TRECHO DO DOCUMENTO >>
※

A sabedoria de Antônio Augusto e a Mega Sena
Fora do jogo não tem salvação. A frase é de Antônio Augusto, que praticamente criou a figura do plantão esportivo nas transmissões de futebol pelo rádio. “Tem gol”, dizia ele, do estúdio principal da rádio Guaíba.
A voz poderosa de Antônio Augusto ecoava unânime pelos estádios nos anos 70 e 80, quando a Guaíba dominava a audiência.
“Tem gol aonde, Antônio Augusto?”, perguntava o narrador, do estádio, na primeira pausa.
Quando o jogo terminava, lá vinha o plantonista (ele trabalhava sintoniza em meia dúzia de emissoras de rádio do país e até do exterior – não havia Internet para facilitar a vida):
“A bola parou”.
São jargões consagrados pelo velho “onça”, apelido que ganhou de alguns colegas por ter um gênio um pouco difícil. Metódico e organizado, Antônio Augusto foi também o “rei da estatística” no futebol. Sabia tudo sobre cada jogo, principalmente da Dupla Gre-Nal.
Era imbatível o Antônio Augusto, que deixou seguidores e que hoje pode ser ouvido, à noite, na rádio Pampa, onde escancara seu coração gremista.
Mas, como dizia, fora do jogo não tem salvação. Naqueles tempos de convívio agradável com Antônio Augusto, eu apenas achava graça nessa frase, mas não deixava de jogar e, claro, de trabalhar.

※

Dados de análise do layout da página
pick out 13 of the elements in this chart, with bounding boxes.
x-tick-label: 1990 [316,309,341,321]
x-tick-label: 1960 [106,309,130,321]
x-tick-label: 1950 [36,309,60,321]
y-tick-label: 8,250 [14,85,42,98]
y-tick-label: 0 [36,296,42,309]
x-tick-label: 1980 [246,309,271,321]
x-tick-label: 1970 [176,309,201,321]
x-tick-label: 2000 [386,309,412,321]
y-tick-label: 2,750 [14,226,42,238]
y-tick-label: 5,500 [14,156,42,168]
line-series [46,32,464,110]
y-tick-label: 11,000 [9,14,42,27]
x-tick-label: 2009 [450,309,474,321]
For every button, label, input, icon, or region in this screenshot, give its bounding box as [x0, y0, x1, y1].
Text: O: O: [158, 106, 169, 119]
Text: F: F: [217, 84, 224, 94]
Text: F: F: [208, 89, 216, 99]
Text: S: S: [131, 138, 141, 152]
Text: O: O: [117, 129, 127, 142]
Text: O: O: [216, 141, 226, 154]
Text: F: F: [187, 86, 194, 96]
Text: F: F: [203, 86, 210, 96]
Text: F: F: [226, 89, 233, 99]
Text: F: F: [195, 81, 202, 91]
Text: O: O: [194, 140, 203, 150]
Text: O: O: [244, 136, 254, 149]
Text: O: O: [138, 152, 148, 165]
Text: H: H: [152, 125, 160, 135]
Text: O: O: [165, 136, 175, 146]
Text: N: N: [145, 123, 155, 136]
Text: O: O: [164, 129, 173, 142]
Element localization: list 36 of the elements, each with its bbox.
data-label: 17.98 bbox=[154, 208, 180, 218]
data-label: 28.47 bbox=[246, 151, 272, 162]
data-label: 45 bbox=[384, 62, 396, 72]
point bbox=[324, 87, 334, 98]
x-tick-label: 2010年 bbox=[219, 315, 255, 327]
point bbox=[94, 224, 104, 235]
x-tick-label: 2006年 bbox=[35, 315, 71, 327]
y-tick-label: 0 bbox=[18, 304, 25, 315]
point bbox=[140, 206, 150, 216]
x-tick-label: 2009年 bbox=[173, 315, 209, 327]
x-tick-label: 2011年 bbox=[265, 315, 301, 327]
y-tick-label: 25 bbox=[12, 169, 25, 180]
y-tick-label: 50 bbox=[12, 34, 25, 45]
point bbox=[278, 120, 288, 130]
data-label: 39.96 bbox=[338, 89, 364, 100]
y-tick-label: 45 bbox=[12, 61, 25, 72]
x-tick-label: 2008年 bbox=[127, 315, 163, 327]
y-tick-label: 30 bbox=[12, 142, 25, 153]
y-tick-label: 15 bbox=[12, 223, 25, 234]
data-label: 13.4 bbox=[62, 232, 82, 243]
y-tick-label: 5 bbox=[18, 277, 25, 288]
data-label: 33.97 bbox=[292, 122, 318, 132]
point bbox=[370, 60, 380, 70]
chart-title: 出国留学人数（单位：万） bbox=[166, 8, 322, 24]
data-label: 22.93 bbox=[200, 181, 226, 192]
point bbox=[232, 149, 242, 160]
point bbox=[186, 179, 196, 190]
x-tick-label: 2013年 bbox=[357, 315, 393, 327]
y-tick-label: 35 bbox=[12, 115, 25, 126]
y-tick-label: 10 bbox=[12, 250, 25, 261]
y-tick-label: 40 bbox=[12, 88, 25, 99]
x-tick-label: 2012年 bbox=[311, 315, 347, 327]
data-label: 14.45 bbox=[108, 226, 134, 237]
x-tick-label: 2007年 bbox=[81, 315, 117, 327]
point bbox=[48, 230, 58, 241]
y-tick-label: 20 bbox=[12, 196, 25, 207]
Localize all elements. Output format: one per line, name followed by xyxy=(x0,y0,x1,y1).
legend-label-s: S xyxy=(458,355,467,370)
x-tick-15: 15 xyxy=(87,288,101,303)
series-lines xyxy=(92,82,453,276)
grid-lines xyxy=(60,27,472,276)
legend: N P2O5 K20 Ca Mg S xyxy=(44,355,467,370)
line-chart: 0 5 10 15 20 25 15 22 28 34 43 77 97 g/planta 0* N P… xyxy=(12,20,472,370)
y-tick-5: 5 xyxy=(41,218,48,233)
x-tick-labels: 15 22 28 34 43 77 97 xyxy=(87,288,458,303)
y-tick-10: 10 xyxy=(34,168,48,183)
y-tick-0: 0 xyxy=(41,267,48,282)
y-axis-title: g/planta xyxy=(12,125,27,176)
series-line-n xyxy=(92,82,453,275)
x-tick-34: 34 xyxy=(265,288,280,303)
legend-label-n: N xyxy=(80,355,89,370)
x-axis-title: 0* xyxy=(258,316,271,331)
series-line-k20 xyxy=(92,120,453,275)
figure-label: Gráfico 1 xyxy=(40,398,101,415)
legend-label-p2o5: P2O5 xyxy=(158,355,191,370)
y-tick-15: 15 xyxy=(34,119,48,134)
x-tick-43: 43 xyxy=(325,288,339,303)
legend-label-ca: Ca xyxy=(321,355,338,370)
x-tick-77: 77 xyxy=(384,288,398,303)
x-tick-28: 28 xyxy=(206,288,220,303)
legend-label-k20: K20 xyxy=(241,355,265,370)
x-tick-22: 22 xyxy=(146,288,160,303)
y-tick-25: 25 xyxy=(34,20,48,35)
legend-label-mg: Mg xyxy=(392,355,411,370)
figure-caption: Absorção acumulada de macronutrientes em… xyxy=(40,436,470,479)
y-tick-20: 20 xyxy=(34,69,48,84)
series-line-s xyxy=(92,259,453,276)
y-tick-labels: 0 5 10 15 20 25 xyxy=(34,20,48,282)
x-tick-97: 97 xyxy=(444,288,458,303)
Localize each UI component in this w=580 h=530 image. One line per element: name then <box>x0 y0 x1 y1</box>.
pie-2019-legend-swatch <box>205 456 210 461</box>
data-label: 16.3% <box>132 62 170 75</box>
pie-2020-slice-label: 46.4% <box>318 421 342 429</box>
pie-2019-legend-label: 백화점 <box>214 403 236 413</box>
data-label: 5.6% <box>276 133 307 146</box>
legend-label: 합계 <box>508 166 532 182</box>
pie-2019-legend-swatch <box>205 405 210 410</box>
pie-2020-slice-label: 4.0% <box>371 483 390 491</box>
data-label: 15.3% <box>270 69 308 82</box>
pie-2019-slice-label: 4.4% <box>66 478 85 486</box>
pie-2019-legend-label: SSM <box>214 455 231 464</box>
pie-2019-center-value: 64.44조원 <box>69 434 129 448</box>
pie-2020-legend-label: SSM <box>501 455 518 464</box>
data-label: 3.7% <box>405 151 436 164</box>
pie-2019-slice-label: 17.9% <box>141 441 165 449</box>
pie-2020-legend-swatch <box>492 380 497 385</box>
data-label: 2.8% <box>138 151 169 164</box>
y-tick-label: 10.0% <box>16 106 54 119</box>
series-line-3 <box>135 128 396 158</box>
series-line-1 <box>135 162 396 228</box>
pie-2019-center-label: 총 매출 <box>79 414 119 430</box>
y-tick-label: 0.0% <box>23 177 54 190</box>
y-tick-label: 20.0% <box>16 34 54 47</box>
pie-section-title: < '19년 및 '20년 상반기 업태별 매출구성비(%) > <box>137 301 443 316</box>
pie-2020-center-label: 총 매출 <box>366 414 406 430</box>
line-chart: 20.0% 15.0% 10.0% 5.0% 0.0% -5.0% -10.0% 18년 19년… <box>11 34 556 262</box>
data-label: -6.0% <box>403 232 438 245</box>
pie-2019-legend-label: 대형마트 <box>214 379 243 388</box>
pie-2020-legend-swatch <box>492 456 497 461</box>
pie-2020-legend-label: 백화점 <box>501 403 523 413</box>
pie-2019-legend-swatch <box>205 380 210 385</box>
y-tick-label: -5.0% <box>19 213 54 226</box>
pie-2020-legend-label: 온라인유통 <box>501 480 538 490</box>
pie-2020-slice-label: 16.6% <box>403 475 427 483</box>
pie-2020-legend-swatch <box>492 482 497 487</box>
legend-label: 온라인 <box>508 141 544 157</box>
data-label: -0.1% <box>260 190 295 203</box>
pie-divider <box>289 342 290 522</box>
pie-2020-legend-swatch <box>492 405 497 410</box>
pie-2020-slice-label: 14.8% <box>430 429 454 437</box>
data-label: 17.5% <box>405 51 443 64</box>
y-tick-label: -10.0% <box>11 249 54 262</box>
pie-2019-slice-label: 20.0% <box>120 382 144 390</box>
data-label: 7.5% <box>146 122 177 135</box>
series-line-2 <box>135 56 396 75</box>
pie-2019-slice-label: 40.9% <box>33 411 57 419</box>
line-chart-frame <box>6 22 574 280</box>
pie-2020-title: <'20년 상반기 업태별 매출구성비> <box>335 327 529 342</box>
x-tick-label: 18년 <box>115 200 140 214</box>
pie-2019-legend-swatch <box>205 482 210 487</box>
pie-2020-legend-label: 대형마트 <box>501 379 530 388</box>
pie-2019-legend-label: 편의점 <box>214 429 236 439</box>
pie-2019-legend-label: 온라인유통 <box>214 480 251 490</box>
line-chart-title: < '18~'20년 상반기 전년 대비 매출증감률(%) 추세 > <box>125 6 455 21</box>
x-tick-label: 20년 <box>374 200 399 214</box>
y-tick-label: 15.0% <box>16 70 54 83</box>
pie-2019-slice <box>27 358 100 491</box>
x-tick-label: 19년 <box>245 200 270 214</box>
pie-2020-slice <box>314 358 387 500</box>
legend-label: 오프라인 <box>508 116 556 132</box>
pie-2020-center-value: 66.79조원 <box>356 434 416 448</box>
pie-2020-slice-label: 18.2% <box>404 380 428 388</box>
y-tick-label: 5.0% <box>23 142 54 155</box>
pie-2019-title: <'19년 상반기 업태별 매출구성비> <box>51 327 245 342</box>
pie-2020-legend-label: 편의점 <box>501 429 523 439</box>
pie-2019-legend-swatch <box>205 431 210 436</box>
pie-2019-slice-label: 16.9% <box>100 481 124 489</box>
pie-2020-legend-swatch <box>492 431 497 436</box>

※

ENUNCIADO DO EXERCÍCIO >>
Escreva a continuação do texto sobre Antônio Augusto e a Mega Sena, começando logo depois da última frase apresentada.

RESPOSTA DA TAREFA >>
Neste sábado, 6 de janeiro de 2007, quando milhares de pessoas enfrentam longas horas na fila para apostar na Mega Sena, sonhando com os 40 milhões de reais acumulados, não posso deixar de lembrar do Antônio Augusto nos corredores da Caldas Júnior, sacudindo cartões da Loteria Esportiva (a Mega Sena daqueles tempos) na mão e sentenciando:
“Ilgo, fora do jogo não há salvação”.
E aí eu penso no Imposto de Renda, no IPVA, no IPTU e para onde vai o dinheiro dos impostos. Penso nos salários milionários que ajudo a bancar. Penso nas centenas de deputadores federais, nos mensalões, nas férias do Lulla, que parece estar sempre em férias entre um discurso vazio e outro, nos senadores, que ainda não descobri para o que servem. Penso na violência crescente, na impunidade, nos serviços precários de saúde, na educação.
Enfim, não vejo muitas saídas.
Lia no Pasquim, nos anos 70, uma frase sobre isso, não me lembro do autor: a única saída é o aeroporto internacional.
Hoje, com a crise na aviação (punição pelo que fizeram à Varig), não há saída nem nos aeroportos.
É, fora do jogo não há salvação.
Estou indo pra fila apostar na Mega Sena.